▼

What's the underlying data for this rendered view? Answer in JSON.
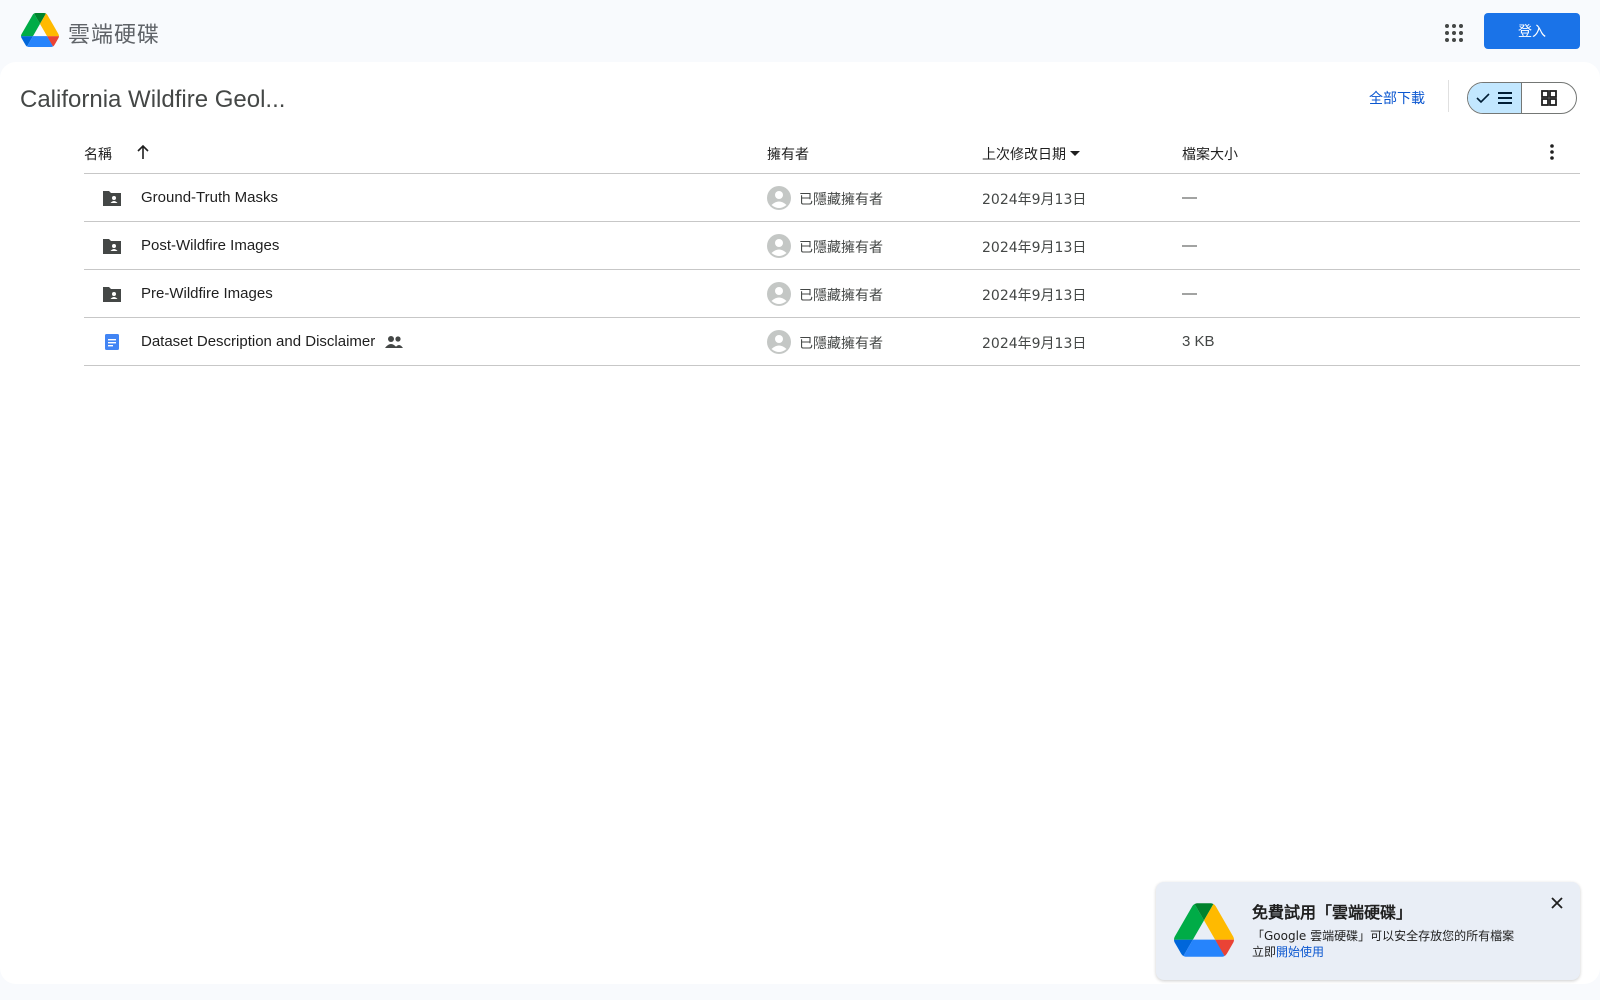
{
  "header": {
    "app_name": "雲端硬碟",
    "signin_label": "登入",
    "apps_icon": "apps-grid-icon"
  },
  "folder": {
    "title": "California Wildfire Geol...",
    "download_all_label": "全部下載",
    "view_modes": [
      "list",
      "grid"
    ],
    "active_view": "list"
  },
  "table": {
    "columns": {
      "name": "名稱",
      "owner": "擁有者",
      "modified": "上次修改日期",
      "size": "檔案大小"
    },
    "sort": {
      "name_direction": "ascending",
      "modified_direction": "descending"
    },
    "rows": [
      {
        "name": "Ground-Truth Masks",
        "type": "shared-folder",
        "icon": "shared-folder-icon",
        "owner": "已隱藏擁有者",
        "modified": "2024年9月13日",
        "size": "—",
        "shared": false
      },
      {
        "name": "Post-Wildfire Images",
        "type": "shared-folder",
        "icon": "shared-folder-icon",
        "owner": "已隱藏擁有者",
        "modified": "2024年9月13日",
        "size": "—",
        "shared": false
      },
      {
        "name": "Pre-Wildfire Images",
        "type": "shared-folder",
        "icon": "shared-folder-icon",
        "owner": "已隱藏擁有者",
        "modified": "2024年9月13日",
        "size": "—",
        "shared": false
      },
      {
        "name": "Dataset Description and Disclaimer",
        "type": "document",
        "icon": "google-docs-icon",
        "owner": "已隱藏擁有者",
        "modified": "2024年9月13日",
        "size": "3 KB",
        "shared": true
      }
    ]
  },
  "promo": {
    "title": "免費試用「雲端硬碟」",
    "body": "「Google 雲端硬碟」可以安全存放您的所有檔案",
    "cta_prefix": "立即",
    "cta_link": "開始使用"
  },
  "colors": {
    "accent": "#1a73e8",
    "link": "#0b57d0",
    "toggle_active": "#c2e7ff",
    "background": "#f8fafd",
    "doc_blue": "#4285f4"
  }
}
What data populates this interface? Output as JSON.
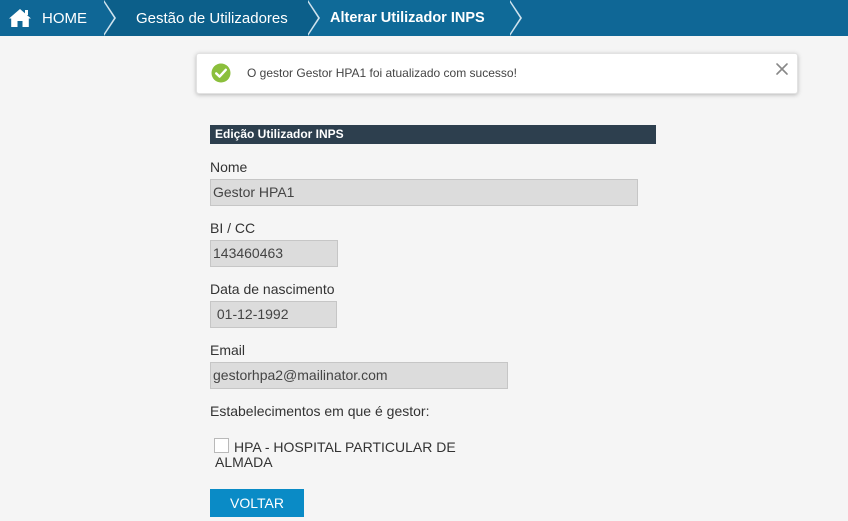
{
  "breadcrumb": {
    "home": "HOME",
    "section": "Gestão de Utilizadores",
    "current": "Alterar Utilizador INPS"
  },
  "notification": {
    "message": "O gestor Gestor HPA1 foi atualizado com sucesso!",
    "icon": "check-circle-icon",
    "icon_color": "#8bbf3c"
  },
  "form": {
    "header": "Edição Utilizador INPS",
    "fields": {
      "nome": {
        "label": "Nome",
        "value": "Gestor HPA1"
      },
      "bi": {
        "label": "BI / CC",
        "value": "143460463"
      },
      "nascimento": {
        "label": "Data de nascimento",
        "value": " 01-12-1992"
      },
      "email": {
        "label": "Email",
        "value": "gestorhpa2@mailinator.com"
      }
    },
    "estabelecimentos_label": "Estabelecimentos em que é gestor:",
    "estabelecimentos": [
      {
        "name": "HPA - HOSPITAL PARTICULAR DE ALMADA",
        "checked": false
      }
    ],
    "back_button": "VOLTAR"
  },
  "colors": {
    "nav_bg": "#0f6796",
    "header_bg": "#2d3f4e",
    "button_bg": "#0a8bc6"
  }
}
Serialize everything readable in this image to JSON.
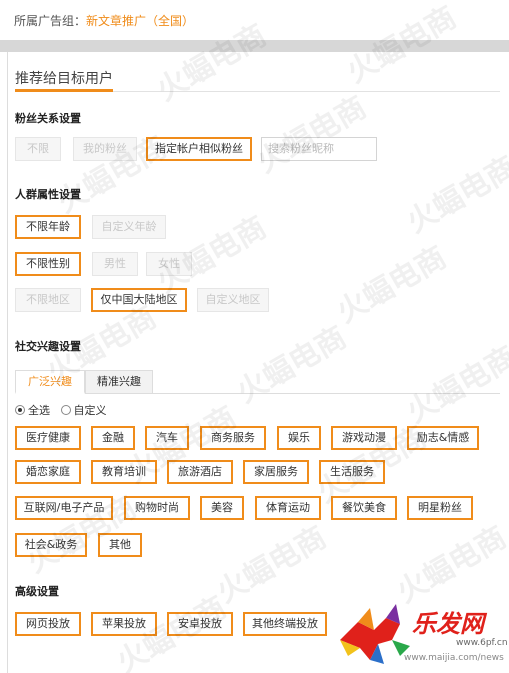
{
  "header": {
    "prefix": "所属广告组：",
    "group": "新文章推广（全国）"
  },
  "panel_title": "推荐给目标用户",
  "fans": {
    "heading": "粉丝关系设置",
    "options": [
      "不限",
      "我的粉丝",
      "指定帐户相似粉丝"
    ],
    "search_placeholder": "搜索粉丝昵称"
  },
  "crowd": {
    "heading": "人群属性设置",
    "age": [
      "不限年龄",
      "自定义年龄"
    ],
    "gender": [
      "不限性别",
      "男性",
      "女性"
    ],
    "region": [
      "不限地区",
      "仅中国大陆地区",
      "自定义地区"
    ]
  },
  "social": {
    "heading": "社交兴趣设置",
    "tabs": [
      "广泛兴趣",
      "精准兴趣"
    ],
    "radios": [
      "全选",
      "自定义"
    ],
    "interests": [
      "医疗健康",
      "金融",
      "汽车",
      "商务服务",
      "娱乐",
      "游戏动漫",
      "励志&情感",
      "婚恋家庭",
      "教育培训",
      "旅游酒店",
      "家居服务",
      "生活服务",
      "互联网/电子产品",
      "购物时尚",
      "美容",
      "体育运动",
      "餐饮美食",
      "明星粉丝",
      "社会&政务",
      "其他"
    ]
  },
  "advanced": {
    "heading": "高级设置",
    "options": [
      "网页投放",
      "苹果投放",
      "安卓投放",
      "其他终端投放"
    ]
  },
  "watermark_text": "火蝠电商",
  "logo": {
    "name": "乐发网",
    "url": "www.maijia.com",
    "url2": "www.6pf.cn",
    "news": "/news"
  },
  "colors": {
    "accent": "#f08c1a",
    "logo_red": "#e0211b"
  }
}
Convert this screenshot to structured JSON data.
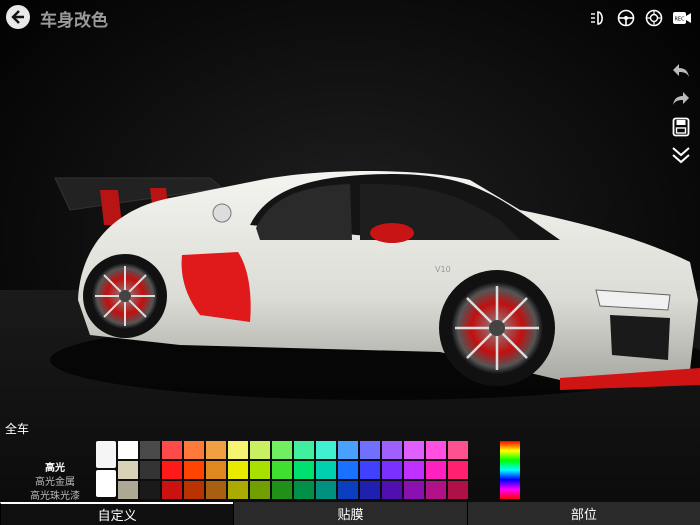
{
  "header": {
    "title": "车身改色"
  },
  "scope": {
    "label": "全车"
  },
  "finishes": [
    {
      "label": "高光",
      "active": true
    },
    {
      "label": "高光金属",
      "active": false
    },
    {
      "label": "高光珠光漆",
      "active": false
    }
  ],
  "car": {
    "badge": "V10"
  },
  "palette": {
    "neutrals_top": [
      "#f5f5f5",
      "#ffffff",
      "#4a4a4a"
    ],
    "neutrals_bottom": [
      "#d8d2b8",
      "#1a1a1a"
    ],
    "columns": [
      [
        "#ff4a4a",
        "#ff1a1a",
        "#cc1111"
      ],
      [
        "#ff7a3a",
        "#ff4400",
        "#b83300"
      ],
      [
        "#f0a040",
        "#e08820",
        "#a86010"
      ],
      [
        "#f5f570",
        "#eaea00",
        "#aaaa00"
      ],
      [
        "#c8f060",
        "#a8e000",
        "#70a000"
      ],
      [
        "#70f060",
        "#40e030",
        "#209018"
      ],
      [
        "#40f0a0",
        "#00e070",
        "#009048"
      ],
      [
        "#40f0d0",
        "#00d0b0",
        "#009080"
      ],
      [
        "#4aa0ff",
        "#1a70ff",
        "#0a40c0"
      ],
      [
        "#7070ff",
        "#4040ff",
        "#2020b0"
      ],
      [
        "#a060ff",
        "#7a30ff",
        "#5010b0"
      ],
      [
        "#e060ff",
        "#c030ff",
        "#8a10b0"
      ],
      [
        "#ff50e0",
        "#ff20c0",
        "#b01088"
      ],
      [
        "#ff5090",
        "#ff2070",
        "#b01048"
      ]
    ]
  },
  "tabs": [
    {
      "label": "自定义",
      "active": true
    },
    {
      "label": "贴膜",
      "active": false
    },
    {
      "label": "部位",
      "active": false
    }
  ],
  "colors": {
    "car_body": "#ebebe6",
    "accent_red": "#e01a1a"
  }
}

▲

Work to complete =>
Without the pictures, write out the whole listing above exactly as it appears.

Output =>
What's the underlying data for this rendered view? Answer in JSON.
{
  "header": {
    "app_name": "雲端硬碟",
    "signin_label": "登入",
    "apps_icon": "apps-grid-icon"
  },
  "folder": {
    "title": "California Wildfire Geol...",
    "download_all_label": "全部下載",
    "view_modes": [
      "list",
      "grid"
    ],
    "active_view": "list"
  },
  "table": {
    "columns": {
      "name": "名稱",
      "owner": "擁有者",
      "modified": "上次修改日期",
      "size": "檔案大小"
    },
    "sort": {
      "name_direction": "ascending",
      "modified_direction": "descending"
    },
    "rows": [
      {
        "name": "Ground-Truth Masks",
        "type": "shared-folder",
        "icon": "shared-folder-icon",
        "owner": "已隱藏擁有者",
        "modified": "2024年9月13日",
        "size": "—",
        "shared": false
      },
      {
        "name": "Post-Wildfire Images",
        "type": "shared-folder",
        "icon": "shared-folder-icon",
        "owner": "已隱藏擁有者",
        "modified": "2024年9月13日",
        "size": "—",
        "shared": false
      },
      {
        "name": "Pre-Wildfire Images",
        "type": "shared-folder",
        "icon": "shared-folder-icon",
        "owner": "已隱藏擁有者",
        "modified": "2024年9月13日",
        "size": "—",
        "shared": false
      },
      {
        "name": "Dataset Description and Disclaimer",
        "type": "document",
        "icon": "google-docs-icon",
        "owner": "已隱藏擁有者",
        "modified": "2024年9月13日",
        "size": "3 KB",
        "shared": true
      }
    ]
  },
  "promo": {
    "title": "免費試用「雲端硬碟」",
    "body": "「Google 雲端硬碟」可以安全存放您的所有檔案",
    "cta_prefix": "立即",
    "cta_link": "開始使用"
  },
  "colors": {
    "accent": "#1a73e8",
    "link": "#0b57d0",
    "toggle_active": "#c2e7ff",
    "background": "#f8fafd",
    "doc_blue": "#4285f4"
  }
}
What data populates this interface? Output as JSON.
{
  "breadcrumb": {
    "home": "HOME",
    "section": "Gestão de Utilizadores",
    "current": "Alterar Utilizador INPS"
  },
  "notification": {
    "message": "O gestor Gestor HPA1 foi atualizado com sucesso!",
    "icon": "check-circle-icon",
    "icon_color": "#8bbf3c"
  },
  "form": {
    "header": "Edição Utilizador INPS",
    "fields": {
      "nome": {
        "label": "Nome",
        "value": "Gestor HPA1"
      },
      "bi": {
        "label": "BI / CC",
        "value": "143460463"
      },
      "nascimento": {
        "label": "Data de nascimento",
        "value": " 01-12-1992"
      },
      "email": {
        "label": "Email",
        "value": "gestorhpa2@mailinator.com"
      }
    },
    "estabelecimentos_label": "Estabelecimentos em que é gestor:",
    "estabelecimentos": [
      {
        "name": "HPA - HOSPITAL PARTICULAR DE ALMADA",
        "checked": false
      }
    ],
    "back_button": "VOLTAR"
  },
  "colors": {
    "nav_bg": "#0f6796",
    "header_bg": "#2d3f4e",
    "button_bg": "#0a8bc6"
  }
}
Serialize everything readable in this image to JSON.
{
  "header": {
    "prefix": "所属广告组：",
    "group": "新文章推广（全国）"
  },
  "panel_title": "推荐给目标用户",
  "fans": {
    "heading": "粉丝关系设置",
    "options": [
      "不限",
      "我的粉丝",
      "指定帐户相似粉丝"
    ],
    "search_placeholder": "搜索粉丝昵称"
  },
  "crowd": {
    "heading": "人群属性设置",
    "age": [
      "不限年龄",
      "自定义年龄"
    ],
    "gender": [
      "不限性别",
      "男性",
      "女性"
    ],
    "region": [
      "不限地区",
      "仅中国大陆地区",
      "自定义地区"
    ]
  },
  "social": {
    "heading": "社交兴趣设置",
    "tabs": [
      "广泛兴趣",
      "精准兴趣"
    ],
    "radios": [
      "全选",
      "自定义"
    ],
    "interests": [
      "医疗健康",
      "金融",
      "汽车",
      "商务服务",
      "娱乐",
      "游戏动漫",
      "励志&情感",
      "婚恋家庭",
      "教育培训",
      "旅游酒店",
      "家居服务",
      "生活服务",
      "互联网/电子产品",
      "购物时尚",
      "美容",
      "体育运动",
      "餐饮美食",
      "明星粉丝",
      "社会&政务",
      "其他"
    ]
  },
  "advanced": {
    "heading": "高级设置",
    "options": [
      "网页投放",
      "苹果投放",
      "安卓投放",
      "其他终端投放"
    ]
  },
  "watermark_text": "火蝠电商",
  "logo": {
    "name": "乐发网",
    "url": "www.maijia.com",
    "url2": "www.6pf.cn",
    "news": "/news"
  },
  "colors": {
    "accent": "#f08c1a",
    "logo_red": "#e0211b"
  }
}
Convert this screenshot to structured JSON data.
{
  "header": {
    "title": "车身改色"
  },
  "scope": {
    "label": "全车"
  },
  "finishes": [
    {
      "label": "高光",
      "active": true
    },
    {
      "label": "高光金属",
      "active": false
    },
    {
      "label": "高光珠光漆",
      "active": false
    }
  ],
  "car": {
    "badge": "V10"
  },
  "palette": {
    "neutrals_top": [
      "#f5f5f5",
      "#ffffff",
      "#4a4a4a"
    ],
    "neutrals_bottom": [
      "#d8d2b8",
      "#1a1a1a"
    ],
    "columns": [
      [
        "#ff4a4a",
        "#ff1a1a",
        "#cc1111"
      ],
      [
        "#ff7a3a",
        "#ff4400",
        "#b83300"
      ],
      [
        "#f0a040",
        "#e08820",
        "#a86010"
      ],
      [
        "#f5f570",
        "#eaea00",
        "#aaaa00"
      ],
      [
        "#c8f060",
        "#a8e000",
        "#70a000"
      ],
      [
        "#70f060",
        "#40e030",
        "#209018"
      ],
      [
        "#40f0a0",
        "#00e070",
        "#009048"
      ],
      [
        "#40f0d0",
        "#00d0b0",
        "#009080"
      ],
      [
        "#4aa0ff",
        "#1a70ff",
        "#0a40c0"
      ],
      [
        "#7070ff",
        "#4040ff",
        "#2020b0"
      ],
      [
        "#a060ff",
        "#7a30ff",
        "#5010b0"
      ],
      [
        "#e060ff",
        "#c030ff",
        "#8a10b0"
      ],
      [
        "#ff50e0",
        "#ff20c0",
        "#b01088"
      ],
      [
        "#ff5090",
        "#ff2070",
        "#b01048"
      ]
    ]
  },
  "tabs": [
    {
      "label": "自定义",
      "active": true
    },
    {
      "label": "贴膜",
      "active": false
    },
    {
      "label": "部位",
      "active": false
    }
  ],
  "colors": {
    "car_body": "#ebebe6",
    "accent_red": "#e01a1a"
  }
}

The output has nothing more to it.